=== EXERCISE DETAILS ===
Write out all the entries word for word and omit any pictures.

=== STORED RECORDS ===

◇ ◇ ◇

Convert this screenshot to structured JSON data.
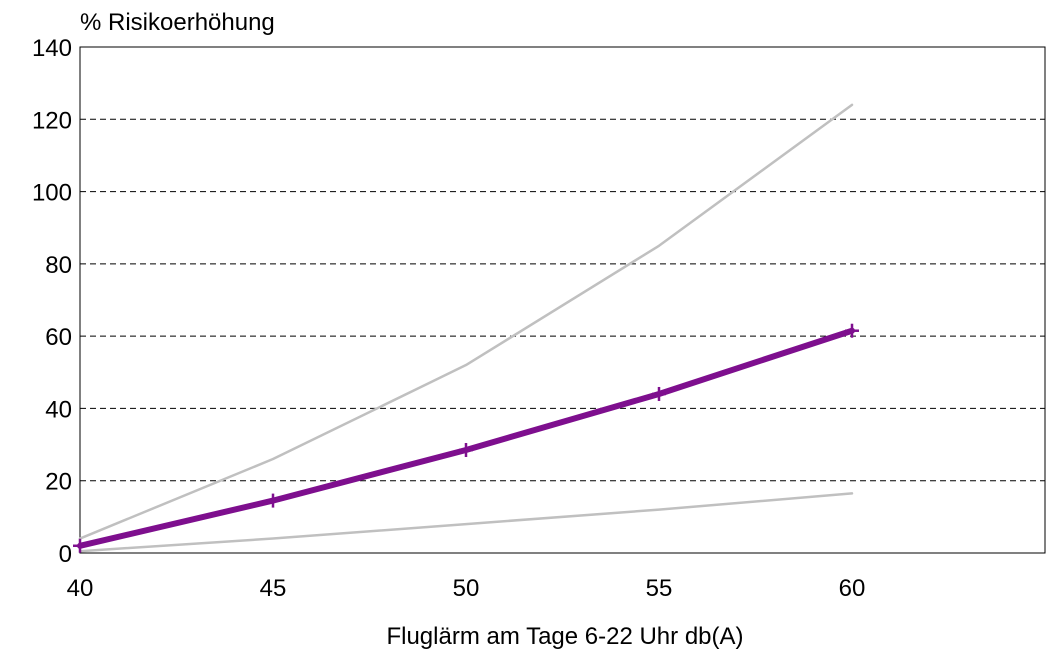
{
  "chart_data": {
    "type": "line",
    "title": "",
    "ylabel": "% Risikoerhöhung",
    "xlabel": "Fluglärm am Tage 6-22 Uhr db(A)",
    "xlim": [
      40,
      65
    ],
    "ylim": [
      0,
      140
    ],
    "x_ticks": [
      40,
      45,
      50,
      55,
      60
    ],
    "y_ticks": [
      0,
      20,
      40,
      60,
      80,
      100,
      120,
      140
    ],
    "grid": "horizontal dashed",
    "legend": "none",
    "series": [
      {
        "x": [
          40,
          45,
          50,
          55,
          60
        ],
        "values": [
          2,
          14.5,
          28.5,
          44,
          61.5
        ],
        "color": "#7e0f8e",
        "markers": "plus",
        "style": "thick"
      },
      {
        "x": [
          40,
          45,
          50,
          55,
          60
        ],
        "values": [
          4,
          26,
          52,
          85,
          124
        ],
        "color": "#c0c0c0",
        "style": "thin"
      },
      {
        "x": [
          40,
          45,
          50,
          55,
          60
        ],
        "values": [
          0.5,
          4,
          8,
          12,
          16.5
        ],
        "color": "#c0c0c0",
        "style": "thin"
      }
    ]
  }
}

◇ ◇ ◇

=== PROBLEM SOLUTION ===
Convert this screenshot to structured JSON data.
{
  "chart_data": {
    "type": "line",
    "title": "",
    "ylabel": "% Risikoerhöhung",
    "xlabel": "Fluglärm am Tage 6-22 Uhr db(A)",
    "xlim": [
      40,
      65
    ],
    "ylim": [
      0,
      140
    ],
    "x_ticks": [
      40,
      45,
      50,
      55,
      60
    ],
    "y_ticks": [
      0,
      20,
      40,
      60,
      80,
      100,
      120,
      140
    ],
    "grid": "horizontal dashed",
    "legend": "none",
    "series": [
      {
        "x": [
          40,
          45,
          50,
          55,
          60
        ],
        "values": [
          2,
          14.5,
          28.5,
          44,
          61.5
        ],
        "color": "#7e0f8e",
        "markers": "plus",
        "style": "thick"
      },
      {
        "x": [
          40,
          45,
          50,
          55,
          60
        ],
        "values": [
          4,
          26,
          52,
          85,
          124
        ],
        "color": "#c0c0c0",
        "style": "thin"
      },
      {
        "x": [
          40,
          45,
          50,
          55,
          60
        ],
        "values": [
          0.5,
          4,
          8,
          12,
          16.5
        ],
        "color": "#c0c0c0",
        "style": "thin"
      }
    ]
  }
}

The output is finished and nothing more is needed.